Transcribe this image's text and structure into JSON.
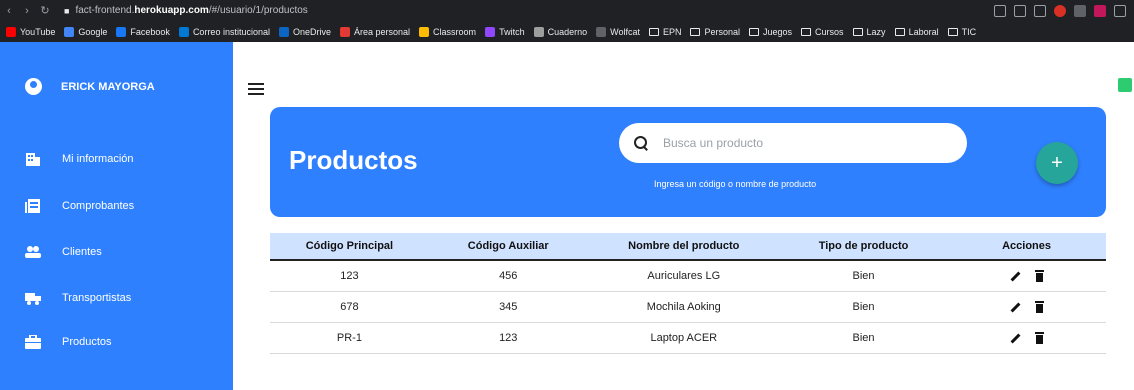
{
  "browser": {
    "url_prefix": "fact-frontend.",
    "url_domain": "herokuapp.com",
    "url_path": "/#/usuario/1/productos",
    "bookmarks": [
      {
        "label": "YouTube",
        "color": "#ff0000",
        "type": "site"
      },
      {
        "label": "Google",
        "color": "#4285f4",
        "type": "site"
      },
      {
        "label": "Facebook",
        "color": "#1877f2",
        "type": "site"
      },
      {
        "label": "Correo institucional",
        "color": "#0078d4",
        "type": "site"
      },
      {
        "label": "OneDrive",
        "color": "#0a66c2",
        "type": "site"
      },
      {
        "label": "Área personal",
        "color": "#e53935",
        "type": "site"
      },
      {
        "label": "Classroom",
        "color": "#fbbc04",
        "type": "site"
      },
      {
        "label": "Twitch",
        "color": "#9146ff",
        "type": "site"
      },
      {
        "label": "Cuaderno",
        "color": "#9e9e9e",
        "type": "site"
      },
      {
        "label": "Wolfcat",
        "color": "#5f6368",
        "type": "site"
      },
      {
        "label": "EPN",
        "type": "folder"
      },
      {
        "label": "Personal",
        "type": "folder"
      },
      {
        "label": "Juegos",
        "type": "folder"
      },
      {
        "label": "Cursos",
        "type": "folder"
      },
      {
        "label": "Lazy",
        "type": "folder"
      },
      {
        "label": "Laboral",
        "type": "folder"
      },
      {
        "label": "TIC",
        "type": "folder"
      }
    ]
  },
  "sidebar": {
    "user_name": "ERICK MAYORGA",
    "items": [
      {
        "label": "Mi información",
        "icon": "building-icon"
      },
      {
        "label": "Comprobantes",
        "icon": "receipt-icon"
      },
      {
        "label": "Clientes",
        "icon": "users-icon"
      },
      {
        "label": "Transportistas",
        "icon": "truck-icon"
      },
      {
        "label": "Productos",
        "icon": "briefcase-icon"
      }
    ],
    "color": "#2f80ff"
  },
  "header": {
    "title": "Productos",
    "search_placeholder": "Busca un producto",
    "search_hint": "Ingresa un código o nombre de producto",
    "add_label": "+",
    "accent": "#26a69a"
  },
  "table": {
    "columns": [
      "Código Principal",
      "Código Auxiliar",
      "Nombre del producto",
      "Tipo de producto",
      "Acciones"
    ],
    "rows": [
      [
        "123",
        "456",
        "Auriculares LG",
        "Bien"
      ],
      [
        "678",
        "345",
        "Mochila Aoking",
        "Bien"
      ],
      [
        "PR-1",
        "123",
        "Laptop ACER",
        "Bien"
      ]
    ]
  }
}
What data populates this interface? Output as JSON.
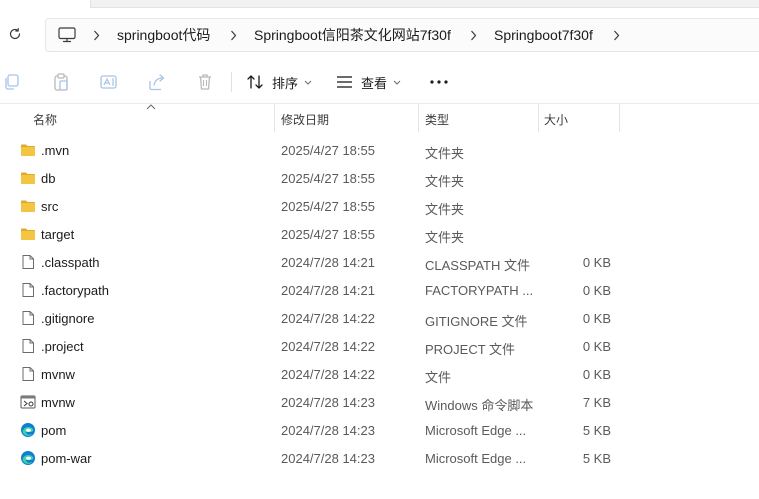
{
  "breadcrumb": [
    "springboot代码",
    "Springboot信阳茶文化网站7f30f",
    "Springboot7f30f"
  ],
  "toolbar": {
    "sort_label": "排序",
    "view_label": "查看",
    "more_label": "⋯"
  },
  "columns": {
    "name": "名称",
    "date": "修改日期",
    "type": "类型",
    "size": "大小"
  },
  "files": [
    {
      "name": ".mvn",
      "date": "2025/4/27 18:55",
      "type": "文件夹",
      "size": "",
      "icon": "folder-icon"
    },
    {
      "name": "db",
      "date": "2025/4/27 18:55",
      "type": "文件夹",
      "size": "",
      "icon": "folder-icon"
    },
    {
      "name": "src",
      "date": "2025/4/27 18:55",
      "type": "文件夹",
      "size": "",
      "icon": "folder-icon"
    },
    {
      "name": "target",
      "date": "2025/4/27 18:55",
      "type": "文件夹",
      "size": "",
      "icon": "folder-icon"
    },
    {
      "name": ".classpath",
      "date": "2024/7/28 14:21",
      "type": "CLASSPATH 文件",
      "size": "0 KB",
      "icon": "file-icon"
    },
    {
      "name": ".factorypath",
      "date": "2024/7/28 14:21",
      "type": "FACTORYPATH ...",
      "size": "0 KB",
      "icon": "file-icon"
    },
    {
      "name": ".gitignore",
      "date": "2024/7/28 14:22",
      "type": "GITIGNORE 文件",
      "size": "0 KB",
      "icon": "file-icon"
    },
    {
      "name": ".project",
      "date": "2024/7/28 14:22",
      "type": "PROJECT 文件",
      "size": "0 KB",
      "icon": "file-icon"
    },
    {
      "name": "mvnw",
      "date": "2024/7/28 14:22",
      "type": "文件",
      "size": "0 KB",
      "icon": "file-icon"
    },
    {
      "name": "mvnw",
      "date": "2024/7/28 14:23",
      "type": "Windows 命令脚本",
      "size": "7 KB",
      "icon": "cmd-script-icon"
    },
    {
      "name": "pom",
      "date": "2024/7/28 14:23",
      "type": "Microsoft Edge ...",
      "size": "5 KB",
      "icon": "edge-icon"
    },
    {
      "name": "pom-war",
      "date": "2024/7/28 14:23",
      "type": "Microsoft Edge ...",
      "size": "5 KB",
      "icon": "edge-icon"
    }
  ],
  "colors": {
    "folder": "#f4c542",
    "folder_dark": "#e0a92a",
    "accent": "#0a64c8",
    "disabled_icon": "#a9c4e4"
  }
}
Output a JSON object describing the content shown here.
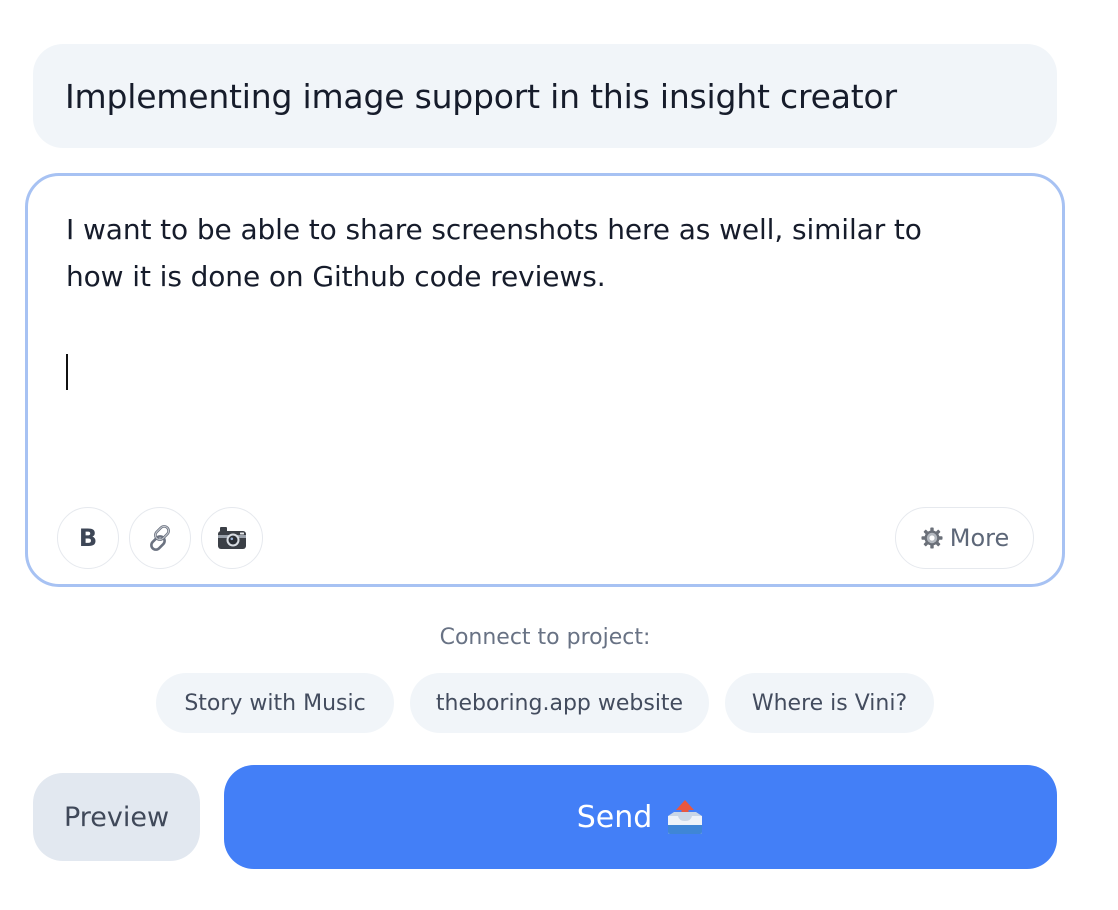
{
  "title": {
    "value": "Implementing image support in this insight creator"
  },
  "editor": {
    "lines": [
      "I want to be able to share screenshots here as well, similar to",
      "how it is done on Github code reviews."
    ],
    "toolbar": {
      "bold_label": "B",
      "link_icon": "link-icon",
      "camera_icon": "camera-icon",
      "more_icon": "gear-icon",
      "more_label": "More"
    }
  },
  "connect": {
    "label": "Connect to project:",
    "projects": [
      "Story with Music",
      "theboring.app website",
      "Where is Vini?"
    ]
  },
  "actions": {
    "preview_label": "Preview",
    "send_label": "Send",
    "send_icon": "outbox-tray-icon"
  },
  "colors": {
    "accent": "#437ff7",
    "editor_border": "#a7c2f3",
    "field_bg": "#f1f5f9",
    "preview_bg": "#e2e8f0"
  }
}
-------------------------
**Exercise details**
Reproduce each line exactly as it appears, omitting the pictures.

**Problem solution**
Transcribe this image's text and structure into JSON.
{
  "browser": {
    "url_prefix": "fact-frontend.",
    "url_domain": "herokuapp.com",
    "url_path": "/#/usuario/1/productos",
    "bookmarks": [
      {
        "label": "YouTube",
        "color": "#ff0000",
        "type": "site"
      },
      {
        "label": "Google",
        "color": "#4285f4",
        "type": "site"
      },
      {
        "label": "Facebook",
        "color": "#1877f2",
        "type": "site"
      },
      {
        "label": "Correo institucional",
        "color": "#0078d4",
        "type": "site"
      },
      {
        "label": "OneDrive",
        "color": "#0a66c2",
        "type": "site"
      },
      {
        "label": "Área personal",
        "color": "#e53935",
        "type": "site"
      },
      {
        "label": "Classroom",
        "color": "#fbbc04",
        "type": "site"
      },
      {
        "label": "Twitch",
        "color": "#9146ff",
        "type": "site"
      },
      {
        "label": "Cuaderno",
        "color": "#9e9e9e",
        "type": "site"
      },
      {
        "label": "Wolfcat",
        "color": "#5f6368",
        "type": "site"
      },
      {
        "label": "EPN",
        "type": "folder"
      },
      {
        "label": "Personal",
        "type": "folder"
      },
      {
        "label": "Juegos",
        "type": "folder"
      },
      {
        "label": "Cursos",
        "type": "folder"
      },
      {
        "label": "Lazy",
        "type": "folder"
      },
      {
        "label": "Laboral",
        "type": "folder"
      },
      {
        "label": "TIC",
        "type": "folder"
      }
    ]
  },
  "sidebar": {
    "user_name": "ERICK MAYORGA",
    "items": [
      {
        "label": "Mi información",
        "icon": "building-icon"
      },
      {
        "label": "Comprobantes",
        "icon": "receipt-icon"
      },
      {
        "label": "Clientes",
        "icon": "users-icon"
      },
      {
        "label": "Transportistas",
        "icon": "truck-icon"
      },
      {
        "label": "Productos",
        "icon": "briefcase-icon"
      }
    ],
    "color": "#2f80ff"
  },
  "header": {
    "title": "Productos",
    "search_placeholder": "Busca un producto",
    "search_hint": "Ingresa un código o nombre de producto",
    "add_label": "+",
    "accent": "#26a69a"
  },
  "table": {
    "columns": [
      "Código Principal",
      "Código Auxiliar",
      "Nombre del producto",
      "Tipo de producto",
      "Acciones"
    ],
    "rows": [
      [
        "123",
        "456",
        "Auriculares LG",
        "Bien"
      ],
      [
        "678",
        "345",
        "Mochila Aoking",
        "Bien"
      ],
      [
        "PR-1",
        "123",
        "Laptop ACER",
        "Bien"
      ]
    ]
  }
}
What data populates this interface? Output as JSON.
{
  "breadcrumb": [
    "springboot代码",
    "Springboot信阳茶文化网站7f30f",
    "Springboot7f30f"
  ],
  "toolbar": {
    "sort_label": "排序",
    "view_label": "查看",
    "more_label": "⋯"
  },
  "columns": {
    "name": "名称",
    "date": "修改日期",
    "type": "类型",
    "size": "大小"
  },
  "files": [
    {
      "name": ".mvn",
      "date": "2025/4/27 18:55",
      "type": "文件夹",
      "size": "",
      "icon": "folder-icon"
    },
    {
      "name": "db",
      "date": "2025/4/27 18:55",
      "type": "文件夹",
      "size": "",
      "icon": "folder-icon"
    },
    {
      "name": "src",
      "date": "2025/4/27 18:55",
      "type": "文件夹",
      "size": "",
      "icon": "folder-icon"
    },
    {
      "name": "target",
      "date": "2025/4/27 18:55",
      "type": "文件夹",
      "size": "",
      "icon": "folder-icon"
    },
    {
      "name": ".classpath",
      "date": "2024/7/28 14:21",
      "type": "CLASSPATH 文件",
      "size": "0 KB",
      "icon": "file-icon"
    },
    {
      "name": ".factorypath",
      "date": "2024/7/28 14:21",
      "type": "FACTORYPATH ...",
      "size": "0 KB",
      "icon": "file-icon"
    },
    {
      "name": ".gitignore",
      "date": "2024/7/28 14:22",
      "type": "GITIGNORE 文件",
      "size": "0 KB",
      "icon": "file-icon"
    },
    {
      "name": ".project",
      "date": "2024/7/28 14:22",
      "type": "PROJECT 文件",
      "size": "0 KB",
      "icon": "file-icon"
    },
    {
      "name": "mvnw",
      "date": "2024/7/28 14:22",
      "type": "文件",
      "size": "0 KB",
      "icon": "file-icon"
    },
    {
      "name": "mvnw",
      "date": "2024/7/28 14:23",
      "type": "Windows 命令脚本",
      "size": "7 KB",
      "icon": "cmd-script-icon"
    },
    {
      "name": "pom",
      "date": "2024/7/28 14:23",
      "type": "Microsoft Edge ...",
      "size": "5 KB",
      "icon": "edge-icon"
    },
    {
      "name": "pom-war",
      "date": "2024/7/28 14:23",
      "type": "Microsoft Edge ...",
      "size": "5 KB",
      "icon": "edge-icon"
    }
  ],
  "colors": {
    "folder": "#f4c542",
    "folder_dark": "#e0a92a",
    "accent": "#0a64c8",
    "disabled_icon": "#a9c4e4"
  }
}
Output a JSON object describing the content shown here.
{
  "title": {
    "value": "Implementing image support in this insight creator"
  },
  "editor": {
    "lines": [
      "I want to be able to share screenshots here as well, similar to",
      "how it is done on Github code reviews."
    ],
    "toolbar": {
      "bold_label": "B",
      "link_icon": "link-icon",
      "camera_icon": "camera-icon",
      "more_icon": "gear-icon",
      "more_label": "More"
    }
  },
  "connect": {
    "label": "Connect to project:",
    "projects": [
      "Story with Music",
      "theboring.app website",
      "Where is Vini?"
    ]
  },
  "actions": {
    "preview_label": "Preview",
    "send_label": "Send",
    "send_icon": "outbox-tray-icon"
  },
  "colors": {
    "accent": "#437ff7",
    "editor_border": "#a7c2f3",
    "field_bg": "#f1f5f9",
    "preview_bg": "#e2e8f0"
  }
}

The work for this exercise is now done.